Read the data and repeat it in full, exactly.

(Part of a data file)

________________________________________

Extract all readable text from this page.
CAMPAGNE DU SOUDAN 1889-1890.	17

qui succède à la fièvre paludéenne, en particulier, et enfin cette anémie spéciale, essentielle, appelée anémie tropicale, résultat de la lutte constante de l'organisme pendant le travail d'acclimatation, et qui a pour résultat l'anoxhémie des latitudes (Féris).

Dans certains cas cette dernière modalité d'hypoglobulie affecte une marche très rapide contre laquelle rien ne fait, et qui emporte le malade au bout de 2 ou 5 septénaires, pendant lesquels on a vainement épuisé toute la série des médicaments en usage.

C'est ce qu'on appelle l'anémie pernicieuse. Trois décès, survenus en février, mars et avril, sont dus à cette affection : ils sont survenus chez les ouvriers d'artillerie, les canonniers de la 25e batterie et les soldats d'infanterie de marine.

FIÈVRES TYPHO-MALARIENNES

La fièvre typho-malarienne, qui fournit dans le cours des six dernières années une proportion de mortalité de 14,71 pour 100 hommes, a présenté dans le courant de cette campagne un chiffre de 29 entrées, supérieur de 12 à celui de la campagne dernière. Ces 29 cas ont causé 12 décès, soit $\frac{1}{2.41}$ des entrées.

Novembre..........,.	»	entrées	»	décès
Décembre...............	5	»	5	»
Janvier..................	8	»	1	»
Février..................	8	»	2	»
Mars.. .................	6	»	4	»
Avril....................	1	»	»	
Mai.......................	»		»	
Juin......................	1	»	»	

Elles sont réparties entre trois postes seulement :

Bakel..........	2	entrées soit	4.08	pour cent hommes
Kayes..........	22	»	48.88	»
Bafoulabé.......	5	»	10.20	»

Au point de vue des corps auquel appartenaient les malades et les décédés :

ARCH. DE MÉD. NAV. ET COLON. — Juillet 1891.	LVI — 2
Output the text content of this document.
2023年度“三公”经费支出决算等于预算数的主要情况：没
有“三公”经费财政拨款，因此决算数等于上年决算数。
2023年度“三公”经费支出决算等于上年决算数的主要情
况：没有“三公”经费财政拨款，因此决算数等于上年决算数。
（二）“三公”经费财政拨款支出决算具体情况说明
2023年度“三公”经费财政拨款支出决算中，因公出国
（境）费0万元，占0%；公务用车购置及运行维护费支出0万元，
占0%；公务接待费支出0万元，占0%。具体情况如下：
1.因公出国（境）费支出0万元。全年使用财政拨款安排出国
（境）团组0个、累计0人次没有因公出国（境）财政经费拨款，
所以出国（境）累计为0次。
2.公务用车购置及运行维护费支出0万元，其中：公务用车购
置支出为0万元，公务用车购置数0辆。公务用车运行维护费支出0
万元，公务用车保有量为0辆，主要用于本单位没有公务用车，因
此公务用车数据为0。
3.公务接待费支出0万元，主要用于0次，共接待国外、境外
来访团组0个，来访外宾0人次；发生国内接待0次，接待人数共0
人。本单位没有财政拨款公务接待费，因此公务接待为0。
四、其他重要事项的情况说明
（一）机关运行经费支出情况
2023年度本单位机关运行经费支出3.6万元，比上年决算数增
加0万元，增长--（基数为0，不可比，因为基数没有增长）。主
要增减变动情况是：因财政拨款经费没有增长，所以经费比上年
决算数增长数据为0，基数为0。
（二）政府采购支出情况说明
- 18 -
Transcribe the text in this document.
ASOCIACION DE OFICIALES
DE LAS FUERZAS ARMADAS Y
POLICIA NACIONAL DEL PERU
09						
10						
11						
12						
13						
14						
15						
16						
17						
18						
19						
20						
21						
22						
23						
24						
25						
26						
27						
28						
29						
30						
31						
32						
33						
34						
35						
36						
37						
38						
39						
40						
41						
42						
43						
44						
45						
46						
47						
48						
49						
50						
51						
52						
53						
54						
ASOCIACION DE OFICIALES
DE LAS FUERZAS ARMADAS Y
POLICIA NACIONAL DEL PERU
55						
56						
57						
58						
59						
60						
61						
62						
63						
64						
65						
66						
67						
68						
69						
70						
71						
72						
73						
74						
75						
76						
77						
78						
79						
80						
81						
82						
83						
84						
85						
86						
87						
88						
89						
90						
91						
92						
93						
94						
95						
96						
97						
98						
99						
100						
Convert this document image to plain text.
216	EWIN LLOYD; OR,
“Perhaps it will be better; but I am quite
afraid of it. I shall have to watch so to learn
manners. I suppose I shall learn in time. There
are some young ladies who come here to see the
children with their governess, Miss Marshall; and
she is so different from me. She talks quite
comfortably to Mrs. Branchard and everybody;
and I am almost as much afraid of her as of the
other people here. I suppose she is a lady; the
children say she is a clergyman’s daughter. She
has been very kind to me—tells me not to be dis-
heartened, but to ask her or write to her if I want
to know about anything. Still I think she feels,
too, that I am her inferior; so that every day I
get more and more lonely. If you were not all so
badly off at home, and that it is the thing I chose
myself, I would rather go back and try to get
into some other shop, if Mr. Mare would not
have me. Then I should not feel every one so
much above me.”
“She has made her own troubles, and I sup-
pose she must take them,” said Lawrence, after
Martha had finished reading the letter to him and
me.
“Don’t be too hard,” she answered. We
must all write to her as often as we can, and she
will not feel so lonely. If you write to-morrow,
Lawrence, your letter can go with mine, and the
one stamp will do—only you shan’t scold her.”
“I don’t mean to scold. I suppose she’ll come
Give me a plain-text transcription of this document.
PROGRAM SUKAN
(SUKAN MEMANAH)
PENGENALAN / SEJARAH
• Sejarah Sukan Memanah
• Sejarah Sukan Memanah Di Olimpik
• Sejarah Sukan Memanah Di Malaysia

________________________________________

→ Response below:
Extract all readable text from this page.
CAMPAGNE DU SOUDAN 1889-1890.	17

qui succède à la fièvre paludéenne, en particulier, et enfin cette anémie spéciale, essentielle, appelée anémie tropicale, résultat de la lutte constante de l'organisme pendant le travail d'acclimatation, et qui a pour résultat l'anoxhémie des latitudes (Féris).

Dans certains cas cette dernière modalité d'hypoglobulie affecte une marche très rapide contre laquelle rien ne fait, et qui emporte le malade au bout de 2 ou 5 septénaires, pendant lesquels on a vainement épuisé toute la série des médicaments en usage.

C'est ce qu'on appelle l'anémie pernicieuse. Trois décès, survenus en février, mars et avril, sont dus à cette affection : ils sont survenus chez les ouvriers d'artillerie, les canonniers de la 25e batterie et les soldats d'infanterie de marine.

FIÈVRES TYPHO-MALARIENNES

La fièvre typho-malarienne, qui fournit dans le cours des six dernières années une proportion de mortalité de 14,71 pour 100 hommes, a présenté dans le courant de cette campagne un chiffre de 29 entrées, supérieur de 12 à celui de la campagne dernière. Ces 29 cas ont causé 12 décès, soit $\frac{1}{2.41}$ des entrées.

Novembre..........,.	»	entrées	»	décès
Décembre...............	5	»	5	»
Janvier..................	8	»	1	»
Février..................	8	»	2	»
Mars.. .................	6	»	4	»
Avril....................	1	»	»	
Mai.......................	»		»	
Juin......................	1	»	»	

Elles sont réparties entre trois postes seulement :

Bakel..........	2	entrées soit	4.08	pour cent hommes
Kayes..........	22	»	48.88	»
Bafoulabé.......	5	»	10.20	»

Au point de vue des corps auquel appartenaient les malades et les décédés :

ARCH. DE MÉD. NAV. ET COLON. — Juillet 1891.	LVI — 2
Output the text content of this document.
2023年度“三公”经费支出决算等于预算数的主要情况：没
有“三公”经费财政拨款，因此决算数等于上年决算数。
2023年度“三公”经费支出决算等于上年决算数的主要情
况：没有“三公”经费财政拨款，因此决算数等于上年决算数。
（二）“三公”经费财政拨款支出决算具体情况说明
2023年度“三公”经费财政拨款支出决算中，因公出国
（境）费0万元，占0%；公务用车购置及运行维护费支出0万元，
占0%；公务接待费支出0万元，占0%。具体情况如下：
1.因公出国（境）费支出0万元。全年使用财政拨款安排出国
（境）团组0个、累计0人次没有因公出国（境）财政经费拨款，
所以出国（境）累计为0次。
2.公务用车购置及运行维护费支出0万元，其中：公务用车购
置支出为0万元，公务用车购置数0辆。公务用车运行维护费支出0
万元，公务用车保有量为0辆，主要用于本单位没有公务用车，因
此公务用车数据为0。
3.公务接待费支出0万元，主要用于0次，共接待国外、境外
来访团组0个，来访外宾0人次；发生国内接待0次，接待人数共0
人。本单位没有财政拨款公务接待费，因此公务接待为0。
四、其他重要事项的情况说明
（一）机关运行经费支出情况
2023年度本单位机关运行经费支出3.6万元，比上年决算数增
加0万元，增长--（基数为0，不可比，因为基数没有增长）。主
要增减变动情况是：因财政拨款经费没有增长，所以经费比上年
决算数增长数据为0，基数为0。
（二）政府采购支出情况说明
- 18 -
Transcribe the text in this document.
ASOCIACION DE OFICIALES
DE LAS FUERZAS ARMADAS Y
POLICIA NACIONAL DEL PERU
09						
10						
11						
12						
13						
14						
15						
16						
17						
18						
19						
20						
21						
22						
23						
24						
25						
26						
27						
28						
29						
30						
31						
32						
33						
34						
35						
36						
37						
38						
39						
40						
41						
42						
43						
44						
45						
46						
47						
48						
49						
50						
51						
52						
53						
54						
ASOCIACION DE OFICIALES
DE LAS FUERZAS ARMADAS Y
POLICIA NACIONAL DEL PERU
55						
56						
57						
58						
59						
60						
61						
62						
63						
64						
65						
66						
67						
68						
69						
70						
71						
72						
73						
74						
75						
76						
77						
78						
79						
80						
81						
82						
83						
84						
85						
86						
87						
88						
89						
90						
91						
92						
93						
94						
95						
96						
97						
98						
99						
100						
Convert this document image to plain text.
216	EWIN LLOYD; OR,
“Perhaps it will be better; but I am quite
afraid of it. I shall have to watch so to learn
manners. I suppose I shall learn in time. There
are some young ladies who come here to see the
children with their governess, Miss Marshall; and
she is so different from me. She talks quite
comfortably to Mrs. Branchard and everybody;
and I am almost as much afraid of her as of the
other people here. I suppose she is a lady; the
children say she is a clergyman’s daughter. She
has been very kind to me—tells me not to be dis-
heartened, but to ask her or write to her if I want
to know about anything. Still I think she feels,
too, that I am her inferior; so that every day I
get more and more lonely. If you were not all so
badly off at home, and that it is the thing I chose
myself, I would rather go back and try to get
into some other shop, if Mr. Mare would not
have me. Then I should not feel every one so
much above me.”
“She has made her own troubles, and I sup-
pose she must take them,” said Lawrence, after
Martha had finished reading the letter to him and
me.
“Don’t be too hard,” she answered. We
must all write to her as often as we can, and she
will not feel so lonely. If you write to-morrow,
Lawrence, your letter can go with mine, and the
one stamp will do—only you shan’t scold her.”
“I don’t mean to scold. I suppose she’ll come
Give me a plain-text transcription of this document.
PROGRAM SUKAN
(SUKAN MEMANAH)
PENGENALAN / SEJARAH
• Sejarah Sukan Memanah
• Sejarah Sukan Memanah Di Olimpik
• Sejarah Sukan Memanah Di Malaysia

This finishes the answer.